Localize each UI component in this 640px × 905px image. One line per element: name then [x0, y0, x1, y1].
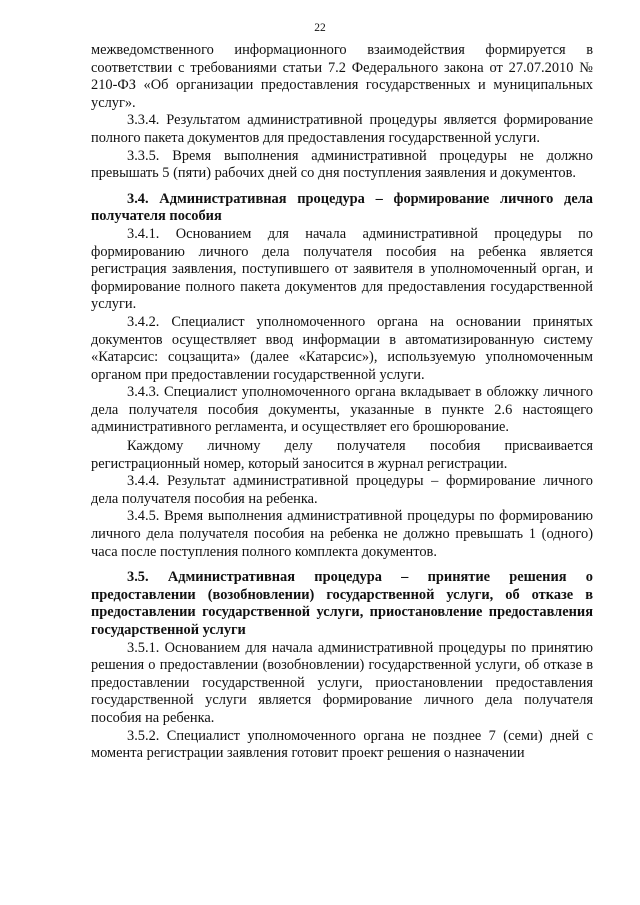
heading-3-5: 3.5. Административная процедура – принятие решения о предоставлении (возобновлении) государственной услуги, об отказе в предоставлении государственной услуги, приостановление предоставления государственной услуги: [91, 569, 593, 638]
paragraph-3-3-4: 3.3.4. Результатом административной процедуры является формирование полного пакета документов для предоставления государственной услуги.: [91, 112, 593, 146]
paragraph-3-5-1: 3.5.1. Основанием для начала административной процедуры по принятию решения о предоставлении (возобновлении) государственной услуги, об отказе в предоставлении государственной услуги, приостановлении предоставления государственной услуги является формирование личного дела получателя пособия на ребенка.: [91, 639, 593, 726]
page-number: 22: [314, 22, 326, 34]
paragraph-3-4-2: 3.4.2. Специалист уполномоченного органа на основании принятых документов осуществляет ввод информации в автоматизированную систему «Катарсис: соцзащита» (далее «Катарсис»), используемую уполномоченным органом при предоставлении государственной услуги.: [91, 313, 593, 383]
heading-3-4: 3.4. Административная процедура – формирование личного дела получателя пособия: [91, 190, 593, 225]
paragraph-3-4-1: 3.4.1. Основанием для начала административной процедуры по формированию личного дела получателя пособия на ребенка является регистрация заявления, поступившего от заявителя в уполномоченный орган, и формирование полного пакета документов для предоставления государственной услуги.: [91, 225, 593, 313]
paragraph-continuation: межведомственного информационного взаимодействия формируется в соответствии с требованиями статьи 7.2 Федерального закона от 27.07.2010 № 210-ФЗ «Об организации предоставления государственных и муниципальных услуг».: [91, 42, 593, 111]
paragraph-3-5-2: 3.5.2. Специалист уполномоченного органа не позднее 7 (семи) дней с момента регистрации заявления готовит проект решения о назначении: [91, 727, 593, 762]
paragraph-3-4-3: 3.4.3. Специалист уполномоченного органа вкладывает в обложку личного дела получателя пособия документы, указанные в пункте 2.6 настоящего административного регламента, и осуществляет его брошюрование.: [91, 384, 593, 436]
paragraph-3-4-4: 3.4.4. Результат административной процедуры – формирование личного дела получателя пособия на ребенка.: [91, 473, 593, 507]
paragraph-registration-number: Каждому личному делу получателя пособия присваивается регистрационный номер, который заносится в журнал регистрации.: [91, 438, 593, 472]
document-body: [91, 42, 593, 763]
paragraph-3-4-5: 3.4.5. Время выполнения административной процедуры по формированию личного дела получателя пособия на ребенка не должно превышать 1 (одного) часа после поступления полного комплекта документов.: [91, 508, 593, 560]
paragraph-3-3-5: 3.3.5. Время выполнения административной процедуры не должно превышать 5 (пяти) рабочих дней со дня поступления заявления и документов.: [91, 147, 593, 182]
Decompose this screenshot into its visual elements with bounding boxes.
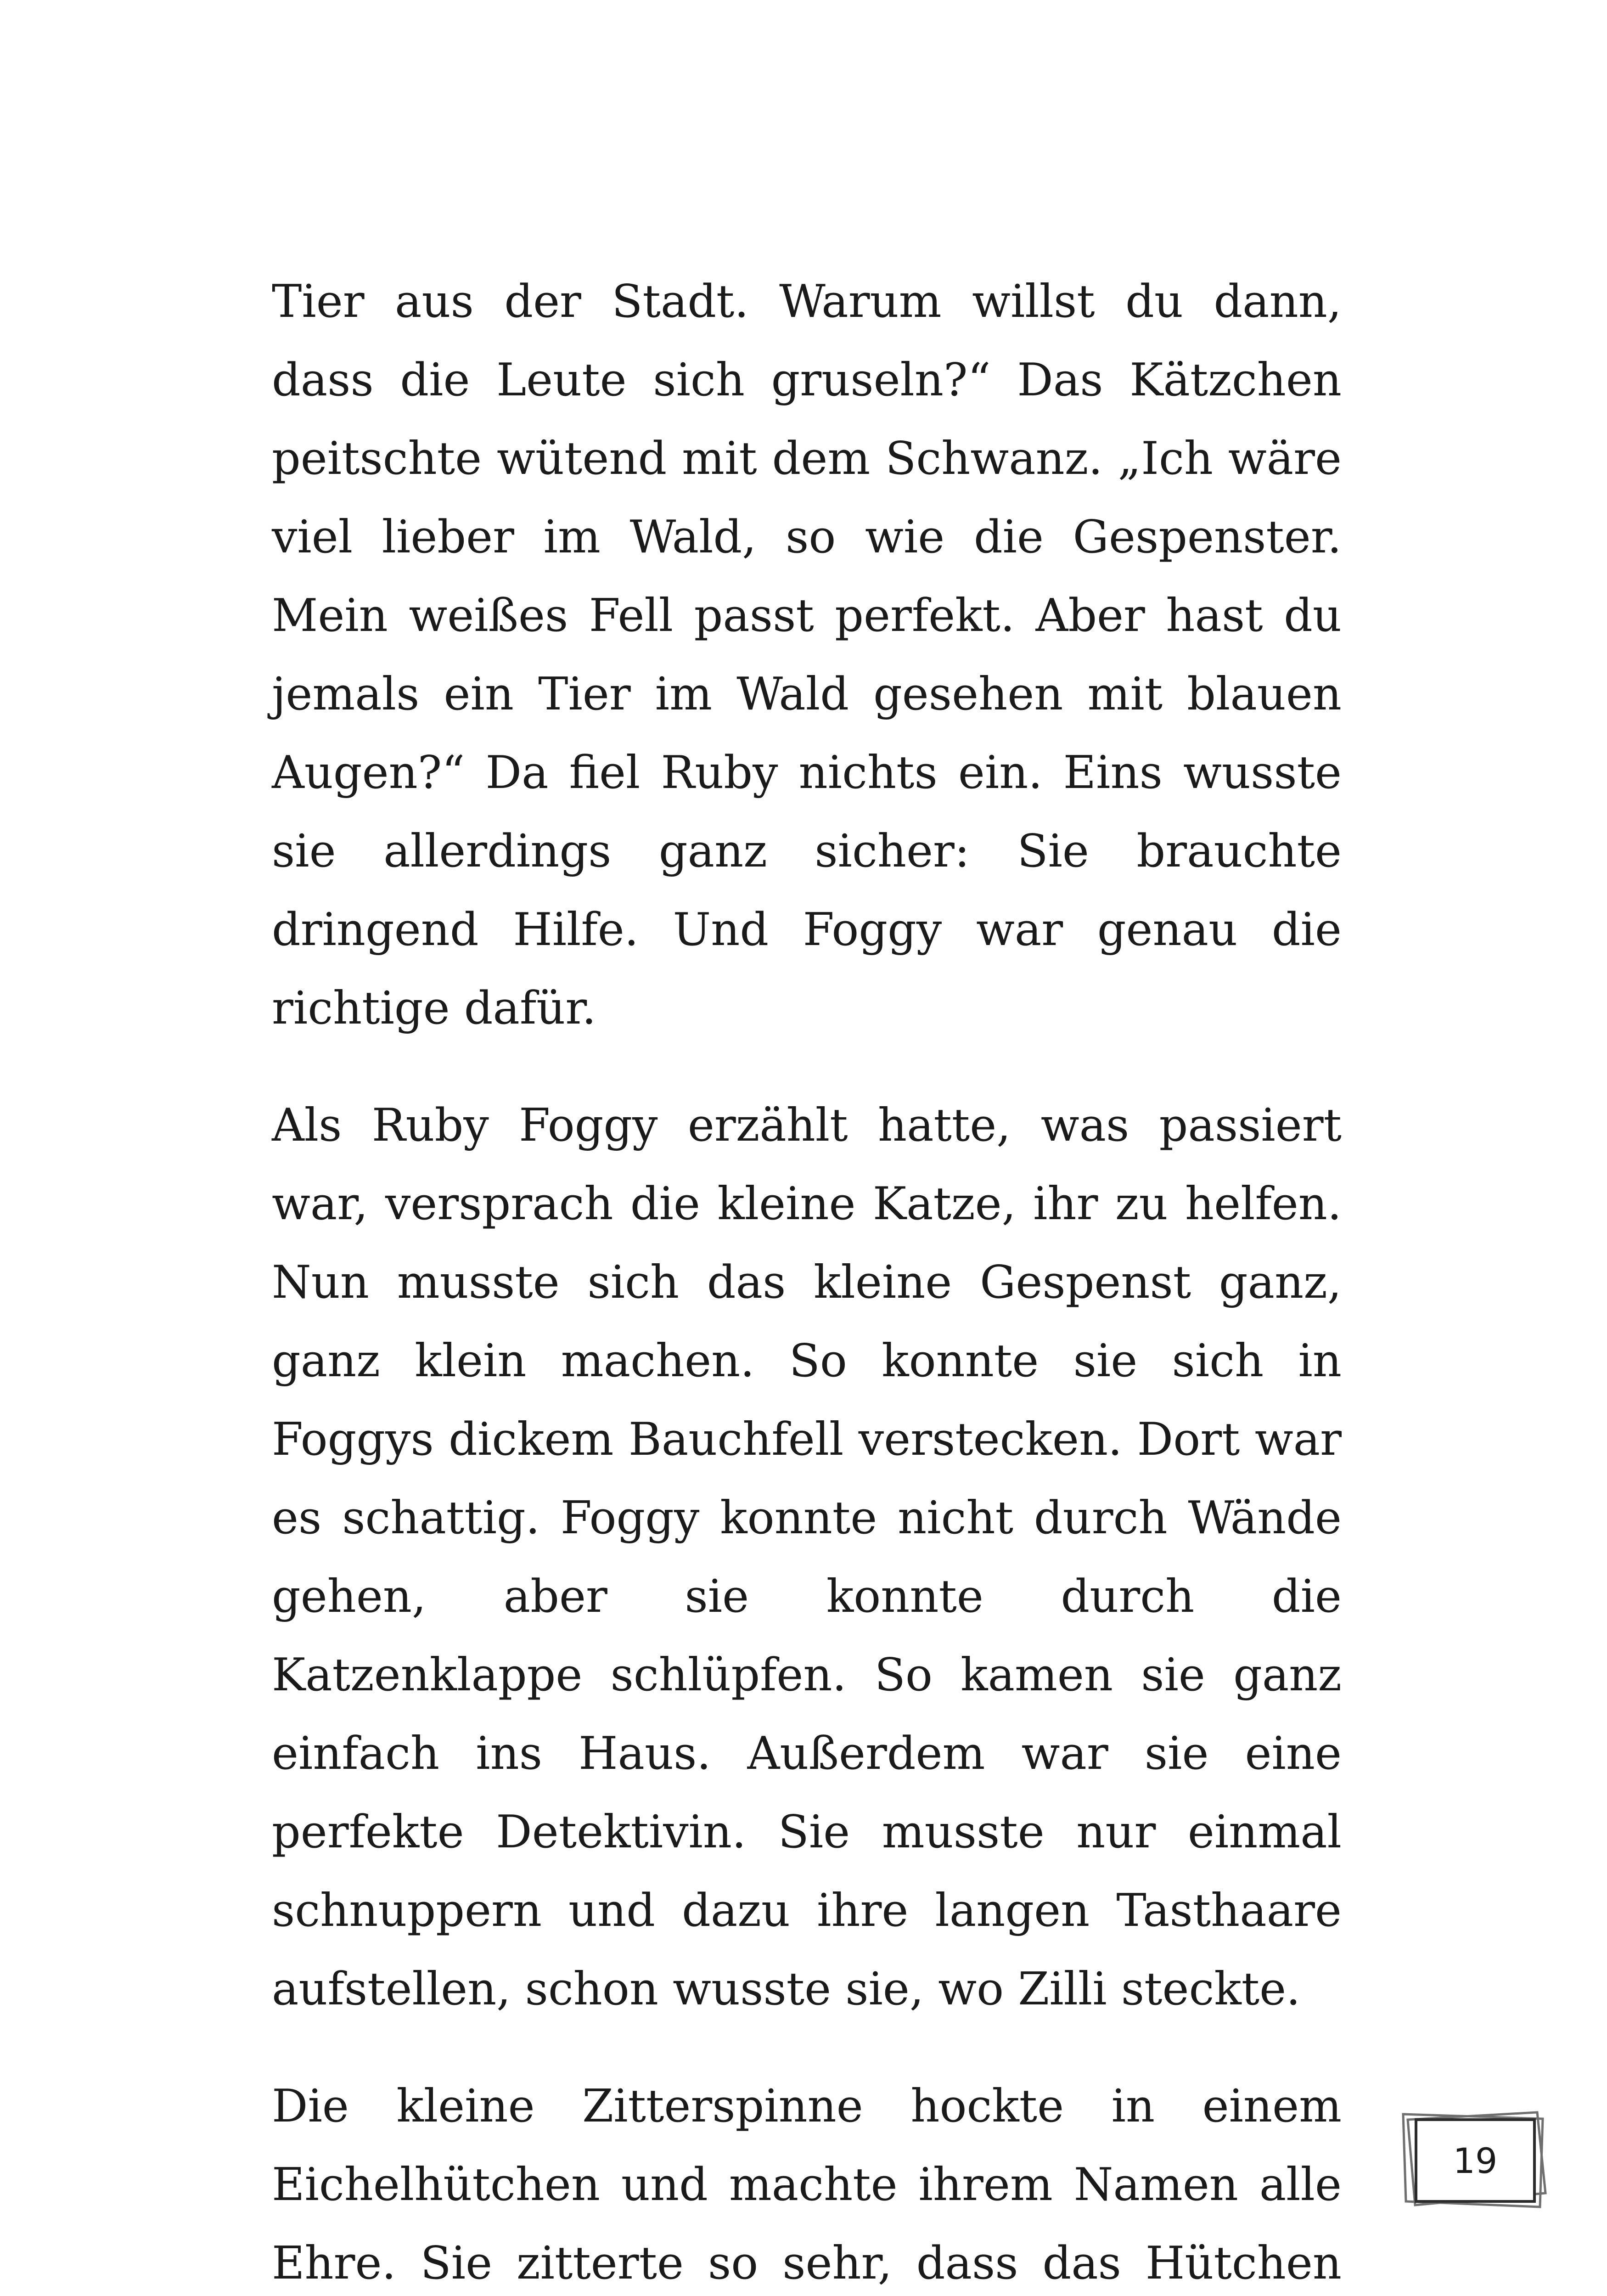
body-text xyxy=(272,263,1342,2296)
page-number: 19 xyxy=(1453,2140,1498,2181)
paragraph-2: Als Ruby Foggy erzählt hatte, was passiert war, versprach die kleine Katze, ihr zu helfen. Nun musste sich das kleine Gespenst ganz, ganz klein machen. So konnte sie sich in Foggys dickem Bauchfell verstecken. Dort war es schattig. Foggy konnte nicht durch Wände gehen, aber sie konnte durch die Katzenklappe schlüpfen. So kamen sie ganz einfach ins Haus. Außerdem war sie eine perfekte Detektivin. Sie musste nur einmal schnuppern und dazu ihre langen Tasthaare aufstellen, schon wusste sie, wo Zilli steckte. xyxy=(272,1099,1342,2015)
page-number-frame xyxy=(1399,2103,1551,2218)
paragraph-1: Tier aus der Stadt. Warum willst du dann, dass die Leute sich gruseln?“ Das Kätzchen peitschte wütend mit dem Schwanz. „Ich wäre viel lieber im Wald, so wie die Gespenster. Mein weißes Fell passt perfekt. Aber hast du jemals ein Tier im Wald gesehen mit blauen Augen?“ Da fiel Ruby nichts ein. Eins wusste sie allerdings ganz sicher: Sie brauchte dringend Hilfe. Und Foggy war genau die richtige dafür. xyxy=(272,276,1342,1035)
paragraph-3: Die kleine Zitterspinne hockte in einem Eichelhütchen und machte ihrem Namen alle Ehre. Sie zitterte so sehr, dass das Hütchen xyxy=(272,2080,1342,2290)
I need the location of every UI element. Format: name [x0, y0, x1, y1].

WHAT THE TASK ASKS:
Turn the listing into a Markdown table with the columns "Row" and "Line", one line per row and blank lines left out. Start at the line that contains "heading-3-5: 3.5. Административная" and end after the line that contains "paragraph-3-5-2: 3.5.2. Специалист".

REPLY:
| Row | Line |
|---|---|
| 1 | heading-3-5: 3.5. Административная процедура – принятие решения о предоставлении (возобновлении) государственной услуги, об отказе в предоставлении государственной услуги, приостановление предоставления государственной услуги: [91, 569, 593, 638] |
| 2 | paragraph-3-3-4: 3.3.4. Результатом административной процедуры является формирование полного пакета документов для предоставления государственной услуги.: [91, 112, 593, 146] |
| 3 | paragraph-3-5-1: 3.5.1. Основанием для начала административной процедуры по принятию решения о предоставлении (возобновлении) государственной услуги, об отказе в предоставлении государственной услуги, приостановлении предоставления государственной услуги является формирование личного дела получателя пособия на ребенка.: [91, 639, 593, 726] |
| 4 | page-number: 22: [314, 22, 326, 34] |
| 5 | paragraph-3-4-2: 3.4.2. Специалист уполномоченного органа на основании принятых документов осуществляет ввод информации в автоматизированную систему «Катарсис: соцзащита» (далее «Катарсис»), используемую уполномоченным органом при предоставлении государственной услуги.: [91, 313, 593, 383] |
| 6 | heading-3-4: 3.4. Административная процедура – формирование личного дела получателя пособия: [91, 190, 593, 225] |
| 7 | paragraph-3-4-1: 3.4.1. Основанием для начала административной процедуры по формированию личного дела получателя пособия на ребенка является регистрация заявления, поступившего от заявителя в уполномоченный орган, и формирование полного пакета документов для предоставления государственной услуги.: [91, 225, 593, 313] |
| 8 | paragraph-continuation: межведомственного информационного взаимодействия формируется в соответствии с требованиями статьи 7.2 Федерального закона от 27.07.2010 № 210-ФЗ «Об организации предоставления государственных и муниципальных услуг».: [91, 42, 593, 111] |
| 9 | paragraph-3-5-2: 3.5.2. Специалист уполномоченного органа не позднее 7 (семи) дней с момента регистрации заявления готовит проект решения о назначении: [91, 727, 593, 762] |